§ **Directions for this task**:
Every line of the listing must be reproduced as it stands. Leave the images behind.

§ **Supplied material**:

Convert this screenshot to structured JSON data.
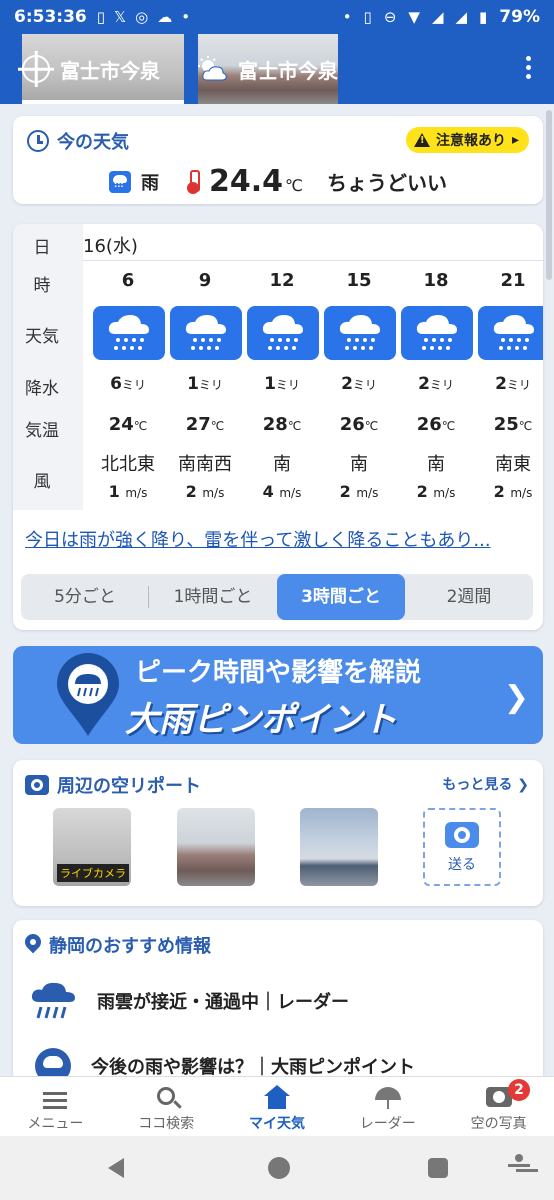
{
  "status": {
    "time": "6:53:36",
    "battery": "79%"
  },
  "header": {
    "tabs": [
      {
        "label": "富士市今泉",
        "icon": "current-location-icon"
      },
      {
        "label": "富士市今泉",
        "icon": "partly-cloudy-icon"
      }
    ]
  },
  "now": {
    "title": "今の天気",
    "alert": "注意報あり",
    "condition": "雨",
    "temp": "24.4",
    "temp_unit": "℃",
    "feel": "ちょうどいい"
  },
  "forecast": {
    "labels": {
      "day": "日",
      "hour": "時",
      "weather": "天気",
      "precip": "降水",
      "temp": "気温",
      "wind": "風"
    },
    "day": "16(水)",
    "cols": [
      {
        "hour": "6",
        "weather": "rain",
        "precip": "6",
        "temp": "24",
        "wdir": "北北東",
        "wspd": "1"
      },
      {
        "hour": "9",
        "weather": "rain",
        "precip": "1",
        "temp": "27",
        "wdir": "南南西",
        "wspd": "2"
      },
      {
        "hour": "12",
        "weather": "rain",
        "precip": "1",
        "temp": "28",
        "wdir": "南",
        "wspd": "4"
      },
      {
        "hour": "15",
        "weather": "rain",
        "precip": "2",
        "temp": "26",
        "wdir": "南",
        "wspd": "2"
      },
      {
        "hour": "18",
        "weather": "rain",
        "precip": "2",
        "temp": "26",
        "wdir": "南",
        "wspd": "2"
      },
      {
        "hour": "21",
        "weather": "rain",
        "precip": "2",
        "temp": "25",
        "wdir": "南東",
        "wspd": "2"
      }
    ],
    "units": {
      "precip": "ミリ",
      "temp": "℃",
      "wind": "m/s"
    },
    "comment": "今日は雨が強く降り、雷を伴って激しく降ることもあり...",
    "segments": [
      "5分ごと",
      "1時間ごと",
      "3時間ごと",
      "2週間"
    ],
    "active_segment": "3時間ごと"
  },
  "banner": {
    "line1": "ピーク時間や影響を解説",
    "line2": "大雨ピンポイント"
  },
  "sky": {
    "title": "周辺の空リポート",
    "more": "もっと見る",
    "thumb_label": "ライブカメラ",
    "send": "送る"
  },
  "rec": {
    "title": "静岡のおすすめ情報",
    "items": [
      "雨雲が接近・通過中｜レーダー",
      "今後の雨や影響は？｜大雨ピンポイント"
    ]
  },
  "nav": {
    "items": [
      "メニュー",
      "ココ検索",
      "マイ天気",
      "レーダー",
      "空の写真"
    ],
    "active": "マイ天気",
    "photo_badge": "2"
  },
  "colors": {
    "primary": "#1f5fc3",
    "accent": "#4b8bea",
    "alert": "#ffe21a"
  }
}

§ **Solution to this task**:
Convert this screenshot to structured JSON data.
{
  "status": {
    "time": "6:53:36",
    "battery": "79%"
  },
  "header": {
    "tabs": [
      {
        "label": "富士市今泉",
        "icon": "current-location-icon"
      },
      {
        "label": "富士市今泉",
        "icon": "partly-cloudy-icon"
      }
    ]
  },
  "now": {
    "title": "今の天気",
    "alert": "注意報あり",
    "condition": "雨",
    "temp": "24.4",
    "temp_unit": "℃",
    "feel": "ちょうどいい"
  },
  "forecast": {
    "labels": {
      "day": "日",
      "hour": "時",
      "weather": "天気",
      "precip": "降水",
      "temp": "気温",
      "wind": "風"
    },
    "day": "16(水)",
    "cols": [
      {
        "hour": "6",
        "weather": "rain",
        "precip": "6",
        "temp": "24",
        "wdir": "北北東",
        "wspd": "1"
      },
      {
        "hour": "9",
        "weather": "rain",
        "precip": "1",
        "temp": "27",
        "wdir": "南南西",
        "wspd": "2"
      },
      {
        "hour": "12",
        "weather": "rain",
        "precip": "1",
        "temp": "28",
        "wdir": "南",
        "wspd": "4"
      },
      {
        "hour": "15",
        "weather": "rain",
        "precip": "2",
        "temp": "26",
        "wdir": "南",
        "wspd": "2"
      },
      {
        "hour": "18",
        "weather": "rain",
        "precip": "2",
        "temp": "26",
        "wdir": "南",
        "wspd": "2"
      },
      {
        "hour": "21",
        "weather": "rain",
        "precip": "2",
        "temp": "25",
        "wdir": "南東",
        "wspd": "2"
      }
    ],
    "units": {
      "precip": "ミリ",
      "temp": "℃",
      "wind": "m/s"
    },
    "comment": "今日は雨が強く降り、雷を伴って激しく降ることもあり...",
    "segments": [
      "5分ごと",
      "1時間ごと",
      "3時間ごと",
      "2週間"
    ],
    "active_segment": "3時間ごと"
  },
  "banner": {
    "line1": "ピーク時間や影響を解説",
    "line2": "大雨ピンポイント"
  },
  "sky": {
    "title": "周辺の空リポート",
    "more": "もっと見る",
    "thumb_label": "ライブカメラ",
    "send": "送る"
  },
  "rec": {
    "title": "静岡のおすすめ情報",
    "items": [
      "雨雲が接近・通過中｜レーダー",
      "今後の雨や影響は？｜大雨ピンポイント"
    ]
  },
  "nav": {
    "items": [
      "メニュー",
      "ココ検索",
      "マイ天気",
      "レーダー",
      "空の写真"
    ],
    "active": "マイ天気",
    "photo_badge": "2"
  },
  "colors": {
    "primary": "#1f5fc3",
    "accent": "#4b8bea",
    "alert": "#ffe21a"
  }
}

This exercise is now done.